— begin —
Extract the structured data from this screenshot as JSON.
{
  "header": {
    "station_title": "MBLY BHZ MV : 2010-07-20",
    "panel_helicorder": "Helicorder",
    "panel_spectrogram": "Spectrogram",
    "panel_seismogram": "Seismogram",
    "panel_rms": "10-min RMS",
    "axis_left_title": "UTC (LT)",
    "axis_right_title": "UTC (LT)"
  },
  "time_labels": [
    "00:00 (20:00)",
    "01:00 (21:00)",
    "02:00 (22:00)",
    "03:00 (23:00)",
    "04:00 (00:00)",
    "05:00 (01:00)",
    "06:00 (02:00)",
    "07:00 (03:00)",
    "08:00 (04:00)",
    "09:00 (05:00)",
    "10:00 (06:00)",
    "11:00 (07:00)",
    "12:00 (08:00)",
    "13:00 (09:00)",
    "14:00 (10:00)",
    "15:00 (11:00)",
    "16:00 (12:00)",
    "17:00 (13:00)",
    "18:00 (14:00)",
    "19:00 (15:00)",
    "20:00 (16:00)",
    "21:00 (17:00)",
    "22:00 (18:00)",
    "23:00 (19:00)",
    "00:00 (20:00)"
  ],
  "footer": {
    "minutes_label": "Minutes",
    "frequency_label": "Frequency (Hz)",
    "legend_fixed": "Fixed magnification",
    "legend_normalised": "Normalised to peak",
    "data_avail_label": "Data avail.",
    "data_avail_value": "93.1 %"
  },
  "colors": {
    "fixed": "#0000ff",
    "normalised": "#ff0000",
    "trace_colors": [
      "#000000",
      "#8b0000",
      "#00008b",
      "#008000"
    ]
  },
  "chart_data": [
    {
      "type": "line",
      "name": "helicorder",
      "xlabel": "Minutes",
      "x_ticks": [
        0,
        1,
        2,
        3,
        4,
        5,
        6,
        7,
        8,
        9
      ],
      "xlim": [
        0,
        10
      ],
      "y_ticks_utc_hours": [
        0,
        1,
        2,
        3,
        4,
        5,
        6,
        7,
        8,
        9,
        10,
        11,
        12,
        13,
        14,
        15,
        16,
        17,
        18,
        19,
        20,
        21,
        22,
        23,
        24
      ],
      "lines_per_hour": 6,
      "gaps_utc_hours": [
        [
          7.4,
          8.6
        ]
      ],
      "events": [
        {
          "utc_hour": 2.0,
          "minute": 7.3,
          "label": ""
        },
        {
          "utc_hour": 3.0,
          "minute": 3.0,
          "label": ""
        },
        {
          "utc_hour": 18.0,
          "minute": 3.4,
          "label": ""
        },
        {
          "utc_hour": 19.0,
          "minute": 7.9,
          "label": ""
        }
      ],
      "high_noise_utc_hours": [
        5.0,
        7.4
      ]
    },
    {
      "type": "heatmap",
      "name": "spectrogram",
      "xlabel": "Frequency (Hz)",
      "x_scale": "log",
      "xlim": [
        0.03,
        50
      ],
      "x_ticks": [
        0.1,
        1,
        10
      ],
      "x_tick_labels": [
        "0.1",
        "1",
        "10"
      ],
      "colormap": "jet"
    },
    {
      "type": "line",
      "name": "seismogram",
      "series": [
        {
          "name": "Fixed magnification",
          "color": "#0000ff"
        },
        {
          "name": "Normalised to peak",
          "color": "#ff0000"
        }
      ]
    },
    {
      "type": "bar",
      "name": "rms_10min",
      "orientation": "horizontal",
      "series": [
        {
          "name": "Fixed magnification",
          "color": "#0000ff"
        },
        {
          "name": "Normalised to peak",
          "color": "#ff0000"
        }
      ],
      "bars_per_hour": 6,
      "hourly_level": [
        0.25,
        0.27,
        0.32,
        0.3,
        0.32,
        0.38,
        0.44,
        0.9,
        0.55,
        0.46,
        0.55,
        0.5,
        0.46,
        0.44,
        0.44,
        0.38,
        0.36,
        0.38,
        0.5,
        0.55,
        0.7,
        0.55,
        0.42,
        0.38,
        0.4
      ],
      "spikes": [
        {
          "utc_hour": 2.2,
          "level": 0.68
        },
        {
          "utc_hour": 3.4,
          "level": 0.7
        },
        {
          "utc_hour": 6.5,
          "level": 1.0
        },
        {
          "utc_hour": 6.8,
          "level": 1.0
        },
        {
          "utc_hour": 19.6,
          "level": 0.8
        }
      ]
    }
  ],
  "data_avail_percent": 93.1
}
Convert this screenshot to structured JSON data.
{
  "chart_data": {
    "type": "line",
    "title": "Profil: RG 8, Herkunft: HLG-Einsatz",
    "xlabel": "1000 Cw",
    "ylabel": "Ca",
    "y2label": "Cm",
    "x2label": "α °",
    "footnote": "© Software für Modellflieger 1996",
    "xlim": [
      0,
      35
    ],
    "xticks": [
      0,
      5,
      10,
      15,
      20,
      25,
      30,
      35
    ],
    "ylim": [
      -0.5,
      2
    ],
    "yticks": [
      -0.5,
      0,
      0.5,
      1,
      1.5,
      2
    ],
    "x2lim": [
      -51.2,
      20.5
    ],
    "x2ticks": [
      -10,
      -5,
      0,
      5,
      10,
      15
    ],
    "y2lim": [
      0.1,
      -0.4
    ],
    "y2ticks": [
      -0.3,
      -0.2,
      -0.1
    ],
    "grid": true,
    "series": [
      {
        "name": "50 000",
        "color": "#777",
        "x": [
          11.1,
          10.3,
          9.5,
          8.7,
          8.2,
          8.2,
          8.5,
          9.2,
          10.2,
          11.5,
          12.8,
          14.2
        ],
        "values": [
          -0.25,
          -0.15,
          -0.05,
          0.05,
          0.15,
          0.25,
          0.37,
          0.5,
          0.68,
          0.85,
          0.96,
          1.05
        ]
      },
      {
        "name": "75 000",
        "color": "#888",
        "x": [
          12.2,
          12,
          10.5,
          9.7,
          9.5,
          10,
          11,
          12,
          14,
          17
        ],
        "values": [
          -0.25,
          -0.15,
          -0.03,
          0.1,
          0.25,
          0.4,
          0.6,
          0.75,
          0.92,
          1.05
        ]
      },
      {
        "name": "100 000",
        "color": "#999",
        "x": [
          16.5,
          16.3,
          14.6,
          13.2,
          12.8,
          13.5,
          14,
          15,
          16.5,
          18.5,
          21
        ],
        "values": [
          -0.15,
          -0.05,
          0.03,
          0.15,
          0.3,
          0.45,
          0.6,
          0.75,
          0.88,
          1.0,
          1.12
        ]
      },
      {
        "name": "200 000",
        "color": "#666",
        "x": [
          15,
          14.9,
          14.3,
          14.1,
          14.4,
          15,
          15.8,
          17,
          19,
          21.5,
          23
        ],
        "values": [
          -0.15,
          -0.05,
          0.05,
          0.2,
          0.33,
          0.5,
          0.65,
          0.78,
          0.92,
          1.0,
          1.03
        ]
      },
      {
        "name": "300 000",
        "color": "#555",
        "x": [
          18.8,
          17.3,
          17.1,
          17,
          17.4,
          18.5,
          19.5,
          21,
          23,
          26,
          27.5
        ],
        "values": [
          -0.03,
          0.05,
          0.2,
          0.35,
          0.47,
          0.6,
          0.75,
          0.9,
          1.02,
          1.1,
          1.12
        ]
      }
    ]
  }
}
— end —
Problem statement - Select all lines in the listing above where the word "screenshot" appears, and show them.

Reply to the exercise -
Extract the structured data from this screenshot as JSON.
Convert this screenshot to structured JSON data.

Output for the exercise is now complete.